Exercise instructions
If a line in the listing below contains "Métodos", return that line.

Record extracts
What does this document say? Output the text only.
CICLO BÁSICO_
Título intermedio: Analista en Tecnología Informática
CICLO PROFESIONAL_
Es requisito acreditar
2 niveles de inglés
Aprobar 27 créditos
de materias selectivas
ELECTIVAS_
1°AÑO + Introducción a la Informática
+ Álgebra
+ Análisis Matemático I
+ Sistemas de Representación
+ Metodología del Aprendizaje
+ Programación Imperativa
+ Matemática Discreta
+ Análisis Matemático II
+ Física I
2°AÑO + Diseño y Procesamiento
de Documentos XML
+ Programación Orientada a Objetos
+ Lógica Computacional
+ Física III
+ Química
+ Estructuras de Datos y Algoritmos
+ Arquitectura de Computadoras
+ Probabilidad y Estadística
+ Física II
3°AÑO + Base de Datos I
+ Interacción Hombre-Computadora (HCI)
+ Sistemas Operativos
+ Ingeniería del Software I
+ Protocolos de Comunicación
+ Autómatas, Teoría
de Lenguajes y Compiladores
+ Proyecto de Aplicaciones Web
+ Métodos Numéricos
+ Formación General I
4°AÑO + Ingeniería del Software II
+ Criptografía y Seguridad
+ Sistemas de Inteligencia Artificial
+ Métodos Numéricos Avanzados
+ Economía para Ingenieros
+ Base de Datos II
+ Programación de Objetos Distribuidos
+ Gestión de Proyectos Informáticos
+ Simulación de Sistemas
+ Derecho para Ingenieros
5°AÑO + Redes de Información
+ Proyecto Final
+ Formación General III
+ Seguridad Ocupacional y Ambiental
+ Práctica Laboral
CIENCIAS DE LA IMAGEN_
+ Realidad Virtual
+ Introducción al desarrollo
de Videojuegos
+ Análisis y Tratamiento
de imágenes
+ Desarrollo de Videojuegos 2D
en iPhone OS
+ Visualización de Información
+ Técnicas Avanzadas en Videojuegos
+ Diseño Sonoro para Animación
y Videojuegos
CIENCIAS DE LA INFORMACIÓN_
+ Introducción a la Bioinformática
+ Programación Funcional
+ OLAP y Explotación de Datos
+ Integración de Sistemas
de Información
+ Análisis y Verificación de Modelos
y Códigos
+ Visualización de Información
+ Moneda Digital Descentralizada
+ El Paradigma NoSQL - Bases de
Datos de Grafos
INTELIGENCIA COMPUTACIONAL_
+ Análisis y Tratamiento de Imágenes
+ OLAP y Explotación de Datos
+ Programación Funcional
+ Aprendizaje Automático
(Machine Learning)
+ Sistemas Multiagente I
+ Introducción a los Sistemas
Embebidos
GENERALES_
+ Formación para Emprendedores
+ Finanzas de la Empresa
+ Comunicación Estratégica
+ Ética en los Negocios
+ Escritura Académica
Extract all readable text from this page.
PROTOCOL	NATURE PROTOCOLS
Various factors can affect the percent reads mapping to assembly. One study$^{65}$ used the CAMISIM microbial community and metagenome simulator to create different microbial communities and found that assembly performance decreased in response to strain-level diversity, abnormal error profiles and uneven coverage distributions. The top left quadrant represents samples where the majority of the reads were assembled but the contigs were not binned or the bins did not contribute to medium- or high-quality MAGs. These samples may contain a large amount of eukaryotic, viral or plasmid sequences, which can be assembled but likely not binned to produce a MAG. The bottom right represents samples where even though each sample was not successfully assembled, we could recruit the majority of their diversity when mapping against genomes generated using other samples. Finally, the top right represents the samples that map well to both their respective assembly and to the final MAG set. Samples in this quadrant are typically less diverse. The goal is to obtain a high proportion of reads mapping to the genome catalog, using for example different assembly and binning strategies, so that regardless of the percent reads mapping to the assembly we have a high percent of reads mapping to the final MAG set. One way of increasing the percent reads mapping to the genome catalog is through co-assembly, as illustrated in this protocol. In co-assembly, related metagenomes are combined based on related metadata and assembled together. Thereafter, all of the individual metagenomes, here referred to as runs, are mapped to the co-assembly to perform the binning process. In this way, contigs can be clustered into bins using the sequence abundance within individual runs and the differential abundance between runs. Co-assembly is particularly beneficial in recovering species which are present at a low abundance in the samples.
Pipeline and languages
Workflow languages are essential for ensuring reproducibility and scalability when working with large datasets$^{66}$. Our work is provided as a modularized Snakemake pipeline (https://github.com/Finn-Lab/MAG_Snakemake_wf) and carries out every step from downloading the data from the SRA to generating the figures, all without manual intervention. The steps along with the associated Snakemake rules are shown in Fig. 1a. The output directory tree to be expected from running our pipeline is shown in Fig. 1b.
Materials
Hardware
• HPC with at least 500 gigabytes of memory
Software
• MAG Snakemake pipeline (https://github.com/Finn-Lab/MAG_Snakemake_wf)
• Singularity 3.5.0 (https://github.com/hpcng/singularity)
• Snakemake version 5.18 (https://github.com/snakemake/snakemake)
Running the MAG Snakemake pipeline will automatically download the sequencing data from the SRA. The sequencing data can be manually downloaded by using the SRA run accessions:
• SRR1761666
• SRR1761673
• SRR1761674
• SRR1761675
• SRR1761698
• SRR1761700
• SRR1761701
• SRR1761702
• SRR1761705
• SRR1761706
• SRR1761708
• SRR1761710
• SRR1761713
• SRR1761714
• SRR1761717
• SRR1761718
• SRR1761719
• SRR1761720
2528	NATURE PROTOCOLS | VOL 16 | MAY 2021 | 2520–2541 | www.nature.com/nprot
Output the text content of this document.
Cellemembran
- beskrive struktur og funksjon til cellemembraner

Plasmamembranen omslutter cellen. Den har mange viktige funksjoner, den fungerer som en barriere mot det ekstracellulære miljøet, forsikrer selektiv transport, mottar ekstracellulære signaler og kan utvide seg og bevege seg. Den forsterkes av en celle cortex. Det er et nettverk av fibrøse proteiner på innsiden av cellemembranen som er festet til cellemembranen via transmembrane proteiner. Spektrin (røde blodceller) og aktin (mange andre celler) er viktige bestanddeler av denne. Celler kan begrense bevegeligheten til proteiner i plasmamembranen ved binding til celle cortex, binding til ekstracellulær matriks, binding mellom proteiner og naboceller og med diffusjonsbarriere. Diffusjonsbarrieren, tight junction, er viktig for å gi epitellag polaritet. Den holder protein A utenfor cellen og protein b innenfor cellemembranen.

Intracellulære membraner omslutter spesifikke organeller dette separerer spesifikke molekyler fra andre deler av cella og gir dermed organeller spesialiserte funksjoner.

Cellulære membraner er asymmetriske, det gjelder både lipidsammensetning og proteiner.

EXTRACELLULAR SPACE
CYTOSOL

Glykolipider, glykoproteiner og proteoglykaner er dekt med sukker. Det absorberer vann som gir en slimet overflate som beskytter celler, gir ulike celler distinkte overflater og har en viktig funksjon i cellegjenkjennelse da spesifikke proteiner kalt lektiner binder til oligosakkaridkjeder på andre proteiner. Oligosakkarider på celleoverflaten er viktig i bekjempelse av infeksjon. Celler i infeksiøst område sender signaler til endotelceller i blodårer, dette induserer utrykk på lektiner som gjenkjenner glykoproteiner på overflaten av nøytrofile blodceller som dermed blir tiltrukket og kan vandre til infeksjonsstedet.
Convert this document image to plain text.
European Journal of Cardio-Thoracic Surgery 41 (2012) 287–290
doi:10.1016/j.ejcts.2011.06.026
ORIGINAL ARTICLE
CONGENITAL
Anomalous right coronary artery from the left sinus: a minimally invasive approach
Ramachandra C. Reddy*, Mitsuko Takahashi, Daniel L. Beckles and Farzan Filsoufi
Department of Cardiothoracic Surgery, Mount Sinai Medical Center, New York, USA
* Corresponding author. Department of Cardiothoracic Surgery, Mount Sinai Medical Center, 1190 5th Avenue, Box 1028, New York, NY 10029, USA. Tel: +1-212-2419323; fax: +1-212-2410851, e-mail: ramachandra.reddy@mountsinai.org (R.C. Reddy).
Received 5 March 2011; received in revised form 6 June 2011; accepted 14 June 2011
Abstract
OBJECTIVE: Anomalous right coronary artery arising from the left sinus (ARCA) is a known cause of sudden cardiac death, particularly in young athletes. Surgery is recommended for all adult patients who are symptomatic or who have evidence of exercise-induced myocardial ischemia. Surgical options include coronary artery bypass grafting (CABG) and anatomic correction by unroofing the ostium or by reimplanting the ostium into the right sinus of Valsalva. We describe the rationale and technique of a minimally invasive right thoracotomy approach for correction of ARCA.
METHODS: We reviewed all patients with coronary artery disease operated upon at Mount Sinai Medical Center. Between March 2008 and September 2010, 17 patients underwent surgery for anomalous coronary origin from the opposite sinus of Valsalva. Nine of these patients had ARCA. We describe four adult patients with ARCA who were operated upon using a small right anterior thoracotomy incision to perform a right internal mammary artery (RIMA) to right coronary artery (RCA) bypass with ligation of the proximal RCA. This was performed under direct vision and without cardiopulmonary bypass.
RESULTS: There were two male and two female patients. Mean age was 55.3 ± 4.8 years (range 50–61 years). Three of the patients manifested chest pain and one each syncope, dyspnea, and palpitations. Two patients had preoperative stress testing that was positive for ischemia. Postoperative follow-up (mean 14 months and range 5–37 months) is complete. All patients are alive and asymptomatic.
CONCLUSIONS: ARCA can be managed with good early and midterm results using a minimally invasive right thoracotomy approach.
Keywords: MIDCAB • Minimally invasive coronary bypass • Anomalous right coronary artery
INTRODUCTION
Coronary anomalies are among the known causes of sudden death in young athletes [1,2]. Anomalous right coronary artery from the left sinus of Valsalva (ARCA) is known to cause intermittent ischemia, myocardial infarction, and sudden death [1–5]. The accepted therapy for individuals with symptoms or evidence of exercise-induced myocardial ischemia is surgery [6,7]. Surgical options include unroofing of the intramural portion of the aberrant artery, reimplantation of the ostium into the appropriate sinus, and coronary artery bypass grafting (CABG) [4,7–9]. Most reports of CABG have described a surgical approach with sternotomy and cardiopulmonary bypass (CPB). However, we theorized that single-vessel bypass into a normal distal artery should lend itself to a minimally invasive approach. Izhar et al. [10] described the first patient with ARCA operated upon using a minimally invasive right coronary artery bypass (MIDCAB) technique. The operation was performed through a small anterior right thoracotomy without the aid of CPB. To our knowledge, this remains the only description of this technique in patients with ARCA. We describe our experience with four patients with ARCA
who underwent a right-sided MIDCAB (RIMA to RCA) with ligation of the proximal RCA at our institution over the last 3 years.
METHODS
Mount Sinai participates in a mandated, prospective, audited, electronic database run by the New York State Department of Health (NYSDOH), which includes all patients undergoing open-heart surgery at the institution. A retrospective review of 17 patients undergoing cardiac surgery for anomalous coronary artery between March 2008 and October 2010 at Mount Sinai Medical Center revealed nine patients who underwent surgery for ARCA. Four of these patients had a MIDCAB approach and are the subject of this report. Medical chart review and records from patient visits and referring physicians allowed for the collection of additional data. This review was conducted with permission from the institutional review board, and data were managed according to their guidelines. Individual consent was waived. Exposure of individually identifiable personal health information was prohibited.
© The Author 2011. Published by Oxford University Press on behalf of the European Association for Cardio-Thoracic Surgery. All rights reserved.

Answer space
+ Métodos Numéricos
+ Métodos Numéricos Avanzados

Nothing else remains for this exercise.